### Study material

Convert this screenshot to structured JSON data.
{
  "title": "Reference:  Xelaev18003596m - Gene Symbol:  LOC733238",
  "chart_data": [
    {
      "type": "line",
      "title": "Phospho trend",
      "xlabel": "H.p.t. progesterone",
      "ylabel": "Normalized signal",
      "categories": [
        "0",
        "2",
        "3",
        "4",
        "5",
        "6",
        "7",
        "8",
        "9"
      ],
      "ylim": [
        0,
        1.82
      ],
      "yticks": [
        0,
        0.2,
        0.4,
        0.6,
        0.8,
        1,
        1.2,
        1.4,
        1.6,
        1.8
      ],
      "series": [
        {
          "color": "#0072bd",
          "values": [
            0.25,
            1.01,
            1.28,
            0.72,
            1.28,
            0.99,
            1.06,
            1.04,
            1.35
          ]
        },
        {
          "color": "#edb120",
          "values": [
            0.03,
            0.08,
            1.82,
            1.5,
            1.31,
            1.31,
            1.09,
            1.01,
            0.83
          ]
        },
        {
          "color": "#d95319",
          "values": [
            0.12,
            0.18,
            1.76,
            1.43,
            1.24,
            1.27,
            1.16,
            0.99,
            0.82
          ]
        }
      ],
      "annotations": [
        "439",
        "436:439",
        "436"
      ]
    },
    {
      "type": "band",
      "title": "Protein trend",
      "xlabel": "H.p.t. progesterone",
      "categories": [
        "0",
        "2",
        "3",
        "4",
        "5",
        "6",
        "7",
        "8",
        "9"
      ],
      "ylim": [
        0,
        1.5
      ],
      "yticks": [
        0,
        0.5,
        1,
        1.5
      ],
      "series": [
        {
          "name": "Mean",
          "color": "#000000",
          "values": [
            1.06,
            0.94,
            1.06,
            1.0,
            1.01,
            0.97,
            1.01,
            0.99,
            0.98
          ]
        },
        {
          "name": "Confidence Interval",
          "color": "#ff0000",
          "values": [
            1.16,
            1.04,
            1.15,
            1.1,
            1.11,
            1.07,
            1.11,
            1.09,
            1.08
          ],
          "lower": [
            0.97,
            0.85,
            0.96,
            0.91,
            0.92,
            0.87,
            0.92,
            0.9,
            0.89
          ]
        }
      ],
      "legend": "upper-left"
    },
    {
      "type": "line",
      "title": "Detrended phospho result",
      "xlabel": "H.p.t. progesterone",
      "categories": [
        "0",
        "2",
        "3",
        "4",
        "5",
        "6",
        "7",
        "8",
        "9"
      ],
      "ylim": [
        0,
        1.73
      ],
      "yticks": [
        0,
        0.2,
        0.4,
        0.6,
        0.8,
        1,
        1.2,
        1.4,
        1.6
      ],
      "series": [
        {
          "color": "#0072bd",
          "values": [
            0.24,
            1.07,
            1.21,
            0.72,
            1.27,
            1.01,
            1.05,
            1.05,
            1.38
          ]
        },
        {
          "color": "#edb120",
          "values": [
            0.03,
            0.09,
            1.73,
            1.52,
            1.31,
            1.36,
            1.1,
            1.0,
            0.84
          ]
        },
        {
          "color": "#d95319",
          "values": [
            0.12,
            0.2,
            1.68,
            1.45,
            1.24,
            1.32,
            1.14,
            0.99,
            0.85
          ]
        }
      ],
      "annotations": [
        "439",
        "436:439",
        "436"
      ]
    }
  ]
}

### Task directions
Each line in the material above should be repeated exactly.

### Exercise answer
Convert this screenshot to structured JSON data.
{
  "title": "Reference:  Xelaev18003596m - Gene Symbol:  LOC733238",
  "chart_data": [
    {
      "type": "line",
      "title": "Phospho trend",
      "xlabel": "H.p.t. progesterone",
      "ylabel": "Normalized signal",
      "categories": [
        "0",
        "2",
        "3",
        "4",
        "5",
        "6",
        "7",
        "8",
        "9"
      ],
      "ylim": [
        0,
        1.82
      ],
      "yticks": [
        0,
        0.2,
        0.4,
        0.6,
        0.8,
        1,
        1.2,
        1.4,
        1.6,
        1.8
      ],
      "series": [
        {
          "color": "#0072bd",
          "values": [
            0.25,
            1.01,
            1.28,
            0.72,
            1.28,
            0.99,
            1.06,
            1.04,
            1.35
          ]
        },
        {
          "color": "#edb120",
          "values": [
            0.03,
            0.08,
            1.82,
            1.5,
            1.31,
            1.31,
            1.09,
            1.01,
            0.83
          ]
        },
        {
          "color": "#d95319",
          "values": [
            0.12,
            0.18,
            1.76,
            1.43,
            1.24,
            1.27,
            1.16,
            0.99,
            0.82
          ]
        }
      ],
      "annotations": [
        "439",
        "436:439",
        "436"
      ]
    },
    {
      "type": "band",
      "title": "Protein trend",
      "xlabel": "H.p.t. progesterone",
      "categories": [
        "0",
        "2",
        "3",
        "4",
        "5",
        "6",
        "7",
        "8",
        "9"
      ],
      "ylim": [
        0,
        1.5
      ],
      "yticks": [
        0,
        0.5,
        1,
        1.5
      ],
      "series": [
        {
          "name": "Mean",
          "color": "#000000",
          "values": [
            1.06,
            0.94,
            1.06,
            1.0,
            1.01,
            0.97,
            1.01,
            0.99,
            0.98
          ]
        },
        {
          "name": "Confidence Interval",
          "color": "#ff0000",
          "values": [
            1.16,
            1.04,
            1.15,
            1.1,
            1.11,
            1.07,
            1.11,
            1.09,
            1.08
          ],
          "lower": [
            0.97,
            0.85,
            0.96,
            0.91,
            0.92,
            0.87,
            0.92,
            0.9,
            0.89
          ]
        }
      ],
      "legend": "upper-left"
    },
    {
      "type": "line",
      "title": "Detrended phospho result",
      "xlabel": "H.p.t. progesterone",
      "categories": [
        "0",
        "2",
        "3",
        "4",
        "5",
        "6",
        "7",
        "8",
        "9"
      ],
      "ylim": [
        0,
        1.73
      ],
      "yticks": [
        0,
        0.2,
        0.4,
        0.6,
        0.8,
        1,
        1.2,
        1.4,
        1.6
      ],
      "series": [
        {
          "color": "#0072bd",
          "values": [
            0.24,
            1.07,
            1.21,
            0.72,
            1.27,
            1.01,
            1.05,
            1.05,
            1.38
          ]
        },
        {
          "color": "#edb120",
          "values": [
            0.03,
            0.09,
            1.73,
            1.52,
            1.31,
            1.36,
            1.1,
            1.0,
            0.84
          ]
        },
        {
          "color": "#d95319",
          "values": [
            0.12,
            0.2,
            1.68,
            1.45,
            1.24,
            1.32,
            1.14,
            0.99,
            0.85
          ]
        }
      ],
      "annotations": [
        "439",
        "436:439",
        "436"
      ]
    }
  ]
}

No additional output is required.